(Source records)
----------

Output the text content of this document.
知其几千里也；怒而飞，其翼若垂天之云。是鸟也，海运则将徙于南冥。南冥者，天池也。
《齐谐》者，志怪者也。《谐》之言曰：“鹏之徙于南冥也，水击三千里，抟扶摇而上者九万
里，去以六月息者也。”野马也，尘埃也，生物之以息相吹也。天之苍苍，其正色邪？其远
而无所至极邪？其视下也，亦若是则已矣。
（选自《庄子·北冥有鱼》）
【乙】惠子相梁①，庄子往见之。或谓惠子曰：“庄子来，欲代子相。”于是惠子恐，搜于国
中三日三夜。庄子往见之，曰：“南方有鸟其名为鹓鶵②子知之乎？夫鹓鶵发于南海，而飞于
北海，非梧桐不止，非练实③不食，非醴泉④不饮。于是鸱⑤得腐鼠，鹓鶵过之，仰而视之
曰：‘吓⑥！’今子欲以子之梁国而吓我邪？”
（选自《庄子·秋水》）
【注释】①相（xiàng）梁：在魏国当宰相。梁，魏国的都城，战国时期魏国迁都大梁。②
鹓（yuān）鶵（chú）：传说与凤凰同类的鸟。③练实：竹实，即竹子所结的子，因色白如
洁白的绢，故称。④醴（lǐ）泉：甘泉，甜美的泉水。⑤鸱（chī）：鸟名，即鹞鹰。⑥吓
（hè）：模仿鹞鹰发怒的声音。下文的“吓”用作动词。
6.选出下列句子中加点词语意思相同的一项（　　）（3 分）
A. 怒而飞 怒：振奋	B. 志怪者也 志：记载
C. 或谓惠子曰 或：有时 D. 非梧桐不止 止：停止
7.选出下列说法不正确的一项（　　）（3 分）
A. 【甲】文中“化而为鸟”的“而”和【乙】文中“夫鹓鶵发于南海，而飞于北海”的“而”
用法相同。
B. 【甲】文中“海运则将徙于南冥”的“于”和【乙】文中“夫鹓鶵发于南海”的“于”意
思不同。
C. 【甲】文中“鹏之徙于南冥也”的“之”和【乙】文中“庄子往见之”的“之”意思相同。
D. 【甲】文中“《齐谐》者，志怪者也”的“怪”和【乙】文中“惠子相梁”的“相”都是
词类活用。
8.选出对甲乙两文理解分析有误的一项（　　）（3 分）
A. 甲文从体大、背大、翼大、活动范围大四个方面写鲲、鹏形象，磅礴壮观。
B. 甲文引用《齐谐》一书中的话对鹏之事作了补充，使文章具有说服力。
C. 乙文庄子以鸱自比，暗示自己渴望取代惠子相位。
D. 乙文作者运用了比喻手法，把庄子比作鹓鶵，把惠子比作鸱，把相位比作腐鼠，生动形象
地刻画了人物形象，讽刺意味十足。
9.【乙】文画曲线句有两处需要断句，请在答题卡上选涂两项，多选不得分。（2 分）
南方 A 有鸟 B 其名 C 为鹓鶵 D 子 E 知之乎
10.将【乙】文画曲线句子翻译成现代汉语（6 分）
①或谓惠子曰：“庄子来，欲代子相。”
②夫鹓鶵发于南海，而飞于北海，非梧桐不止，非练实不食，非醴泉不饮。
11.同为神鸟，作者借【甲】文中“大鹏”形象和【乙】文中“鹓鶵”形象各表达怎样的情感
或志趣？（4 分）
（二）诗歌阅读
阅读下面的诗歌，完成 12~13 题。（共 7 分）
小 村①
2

----------

→ **TASK DETAILS**:
Write out every entry exactly as given.

→ **REPLY**:
Output the text content of this document.
知其几千里也；怒而飞，其翼若垂天之云。是鸟也，海运则将徙于南冥。南冥者，天池也。
《齐谐》者，志怪者也。《谐》之言曰：“鹏之徙于南冥也，水击三千里，抟扶摇而上者九万
里，去以六月息者也。”野马也，尘埃也，生物之以息相吹也。天之苍苍，其正色邪？其远
而无所至极邪？其视下也，亦若是则已矣。
（选自《庄子·北冥有鱼》）
【乙】惠子相梁①，庄子往见之。或谓惠子曰：“庄子来，欲代子相。”于是惠子恐，搜于国
中三日三夜。庄子往见之，曰：“南方有鸟其名为鹓鶵②子知之乎？夫鹓鶵发于南海，而飞于
北海，非梧桐不止，非练实③不食，非醴泉④不饮。于是鸱⑤得腐鼠，鹓鶵过之，仰而视之
曰：‘吓⑥！’今子欲以子之梁国而吓我邪？”
（选自《庄子·秋水》）
【注释】①相（xiàng）梁：在魏国当宰相。梁，魏国的都城，战国时期魏国迁都大梁。②
鹓（yuān）鶵（chú）：传说与凤凰同类的鸟。③练实：竹实，即竹子所结的子，因色白如
洁白的绢，故称。④醴（lǐ）泉：甘泉，甜美的泉水。⑤鸱（chī）：鸟名，即鹞鹰。⑥吓
（hè）：模仿鹞鹰发怒的声音。下文的“吓”用作动词。
6.选出下列句子中加点词语意思相同的一项（　　）（3 分）
A. 怒而飞 怒：振奋	B. 志怪者也 志：记载
C. 或谓惠子曰 或：有时 D. 非梧桐不止 止：停止
7.选出下列说法不正确的一项（　　）（3 分）
A. 【甲】文中“化而为鸟”的“而”和【乙】文中“夫鹓鶵发于南海，而飞于北海”的“而”
用法相同。
B. 【甲】文中“海运则将徙于南冥”的“于”和【乙】文中“夫鹓鶵发于南海”的“于”意
思不同。
C. 【甲】文中“鹏之徙于南冥也”的“之”和【乙】文中“庄子往见之”的“之”意思相同。
D. 【甲】文中“《齐谐》者，志怪者也”的“怪”和【乙】文中“惠子相梁”的“相”都是
词类活用。
8.选出对甲乙两文理解分析有误的一项（　　）（3 分）
A. 甲文从体大、背大、翼大、活动范围大四个方面写鲲、鹏形象，磅礴壮观。
B. 甲文引用《齐谐》一书中的话对鹏之事作了补充，使文章具有说服力。
C. 乙文庄子以鸱自比，暗示自己渴望取代惠子相位。
D. 乙文作者运用了比喻手法，把庄子比作鹓鶵，把惠子比作鸱，把相位比作腐鼠，生动形象
地刻画了人物形象，讽刺意味十足。
9.【乙】文画曲线句有两处需要断句，请在答题卡上选涂两项，多选不得分。（2 分）
南方 A 有鸟 B 其名 C 为鹓鶵 D 子 E 知之乎
10.将【乙】文画曲线句子翻译成现代汉语（6 分）
①或谓惠子曰：“庄子来，欲代子相。”
②夫鹓鶵发于南海，而飞于北海，非梧桐不止，非练实不食，非醴泉不饮。
11.同为神鸟，作者借【甲】文中“大鹏”形象和【乙】文中“鹓鶵”形象各表达怎样的情感
或志趣？（4 分）
（二）诗歌阅读
阅读下面的诗歌，完成 12~13 题。（共 7 分）
小 村①
2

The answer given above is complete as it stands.